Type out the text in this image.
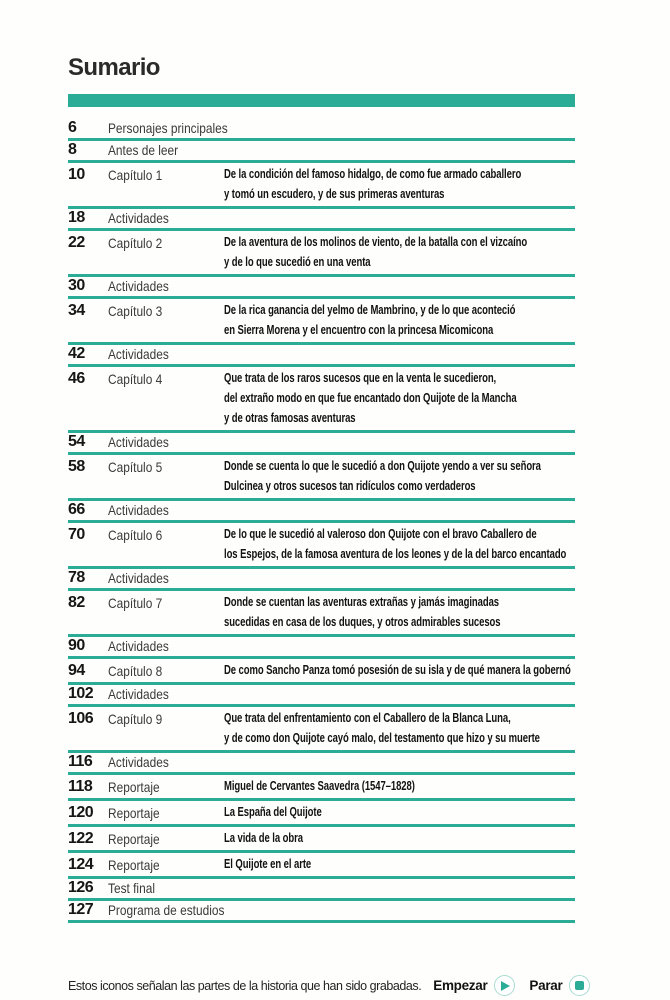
Sumario
6	Personajes principales
8	Antes de leer
10	Capítulo 1	De la condición del famoso hidalgo, de como fue armado caballero
y tomó un escudero, y de sus primeras aventuras
18	Actividades
22	Capítulo 2	De la aventura de los molinos de viento, de la batalla con el vizcaíno
y de lo que sucedió en una venta
30	Actividades
34	Capítulo 3	De la rica ganancia del yelmo de Mambrino, y de lo que aconteció
en Sierra Morena y el encuentro con la princesa Micomicona
42	Actividades
46	Capítulo 4	Que trata de los raros sucesos que en la venta le sucedieron,
del extraño modo en que fue encantado don Quijote de la Mancha
y de otras famosas aventuras
54	Actividades
58	Capítulo 5	Donde se cuenta lo que le sucedió a don Quijote yendo a ver su señora
Dulcinea y otros sucesos tan ridículos como verdaderos
66	Actividades
70	Capítulo 6	De lo que le sucedió al valeroso don Quijote con el bravo Caballero de
los Espejos, de la famosa aventura de los leones y de la del barco encantado
78	Actividades
82	Capítulo 7	Donde se cuentan las aventuras extrañas y jamás imaginadas
sucedidas en casa de los duques, y otros admirables sucesos
90	Actividades
94	Capítulo 8	De como Sancho Panza tomó posesión de su isla y de qué manera la gobernó
102	Actividades
106	Capítulo 9	Que trata del enfrentamiento con el Caballero de la Blanca Luna,
y de como don Quijote cayó malo, del testamento que hizo y su muerte
116	Actividades
118	Reportaje	Miguel de Cervantes Saavedra (1547–1828)
120	Reportaje	La España del Quijote
122	Reportaje	La vida de la obra
124	Reportaje	El Quijote en el arte
126	Test final
127	Programa de estudios
Estos iconos señalan las partes de la historia que han sido grabadas. Empezar	Parar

________________

Set task: Set down every entry word for word, but omit the pictures.

Task solution:
Type out the text in this image.
Sumario
6	Personajes principales
8	Antes de leer
10	Capítulo 1	De la condición del famoso hidalgo, de como fue armado caballero
y tomó un escudero, y de sus primeras aventuras
18	Actividades
22	Capítulo 2	De la aventura de los molinos de viento, de la batalla con el vizcaíno
y de lo que sucedió en una venta
30	Actividades
34	Capítulo 3	De la rica ganancia del yelmo de Mambrino, y de lo que aconteció
en Sierra Morena y el encuentro con la princesa Micomicona
42	Actividades
46	Capítulo 4	Que trata de los raros sucesos que en la venta le sucedieron,
del extraño modo en que fue encantado don Quijote de la Mancha
y de otras famosas aventuras
54	Actividades
58	Capítulo 5	Donde se cuenta lo que le sucedió a don Quijote yendo a ver su señora
Dulcinea y otros sucesos tan ridículos como verdaderos
66	Actividades
70	Capítulo 6	De lo que le sucedió al valeroso don Quijote con el bravo Caballero de
los Espejos, de la famosa aventura de los leones y de la del barco encantado
78	Actividades
82	Capítulo 7	Donde se cuentan las aventuras extrañas y jamás imaginadas
sucedidas en casa de los duques, y otros admirables sucesos
90	Actividades
94	Capítulo 8	De como Sancho Panza tomó posesión de su isla y de qué manera la gobernó
102	Actividades
106	Capítulo 9	Que trata del enfrentamiento con el Caballero de la Blanca Luna,
y de como don Quijote cayó malo, del testamento que hizo y su muerte
116	Actividades
118	Reportaje	Miguel de Cervantes Saavedra (1547–1828)
120	Reportaje	La España del Quijote
122	Reportaje	La vida de la obra
124	Reportaje	El Quijote en el arte
126	Test final
127	Programa de estudios
Estos iconos señalan las partes de la historia que han sido grabadas. Empezar	Parar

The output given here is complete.